Excerpted data
START

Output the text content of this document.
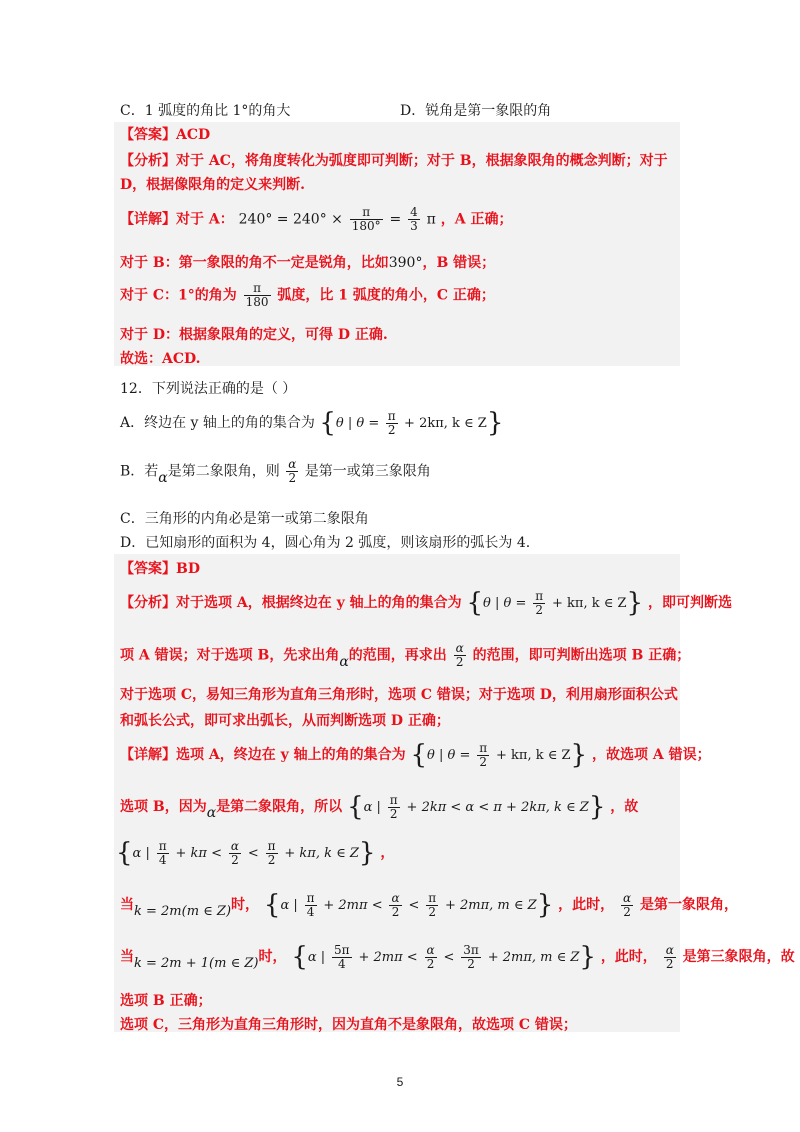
C．1 弧度的角比 1°的角大	D．锐角是第一象限的角
【答案】ACD
【分析】对于 AC，将角度转化为弧度即可判断；对于 B，根据象限角的概念判断；对于
D，根据像限角的定义来判断.
【详解】对于 A： $240^\circ = 240^\circ \times \frac{\pi}{180^\circ} = \frac{4}{3}$ π ，A 正确；
对于 B：第一象限的角不一定是锐角，比如390°，B 错误；
对于 C：1°的角为 $\frac{\pi}{180}$ 弧度，比 1 弧度的角小，C 正确；
对于 D：根据象限角的定义，可得 D 正确.
故选：ACD.
12．下列说法正确的是（ ）
A．终边在 y 轴上的角的集合为 {θ | $\theta = \frac{\pi}{2} + 2k\pi$, k ∈ Z}
B．若α是第二象限角，则 $\frac{\alpha}{2}$ 是第一或第三象限角
C．三角形的内角必是第一或第二象限角
D．已知扇形的面积为 4，圆心角为 2 弧度，则该扇形的弧长为 4.
【答案】BD
【分析】对于选项 A，根据终边在 y 轴上的角的集合为 {θ | $\theta = \frac{\pi}{2} + k\pi$, k ∈ Z} ，即可判断选
项 A 错误；对于选项 B，先求出角α的范围，再求出 $\frac{\alpha}{2}$ 的范围，即可判断出选项 B 正确；
对于选项 C，易知三角形为直角三角形时，选项 C 错误；对于选项 D，利用扇形面积公式
和弧长公式，即可求出弧长，从而判断选项 D 正确；
【详解】选项 A，终边在 y 轴上的角的集合为 {θ | $\theta = \frac{\pi}{2} + k\pi$, k ∈ Z} ，故选项 A 错误；
选项 B，因为α是第二象限角，所以 {α | $\frac{\pi}{2} + 2k\pi < \alpha < \pi + 2k\pi$, k ∈ Z} ，故
{α | $\frac{\pi}{4} + k\pi < \frac{\alpha}{2} < \frac{\pi}{2} + k\pi$, k ∈ Z} ，
当k = 2m(m ∈ Z)时， {α | $\frac{\pi}{4} + 2m\pi < \frac{\alpha}{2} < \frac{\pi}{2} + 2m\pi$, m ∈ Z} ，此时， $\frac{\alpha}{2}$ 是第一象限角，
当k = 2m + 1(m ∈ Z)时， {α | $\frac{5\pi}{4} + 2m\pi < \frac{\alpha}{2} < \frac{3\pi}{2} + 2m\pi$, m ∈ Z} ，此时， $\frac{\alpha}{2}$ 是第三象限角，故
选项 B 正确；
选项 C，三角形为直角三角形时，因为直角不是象限角，故选项 C 错误；
5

END

What you are asked to do
Only the count is wanted: report how many lines of the material above hold the word "alpha".

Result of the exercise
6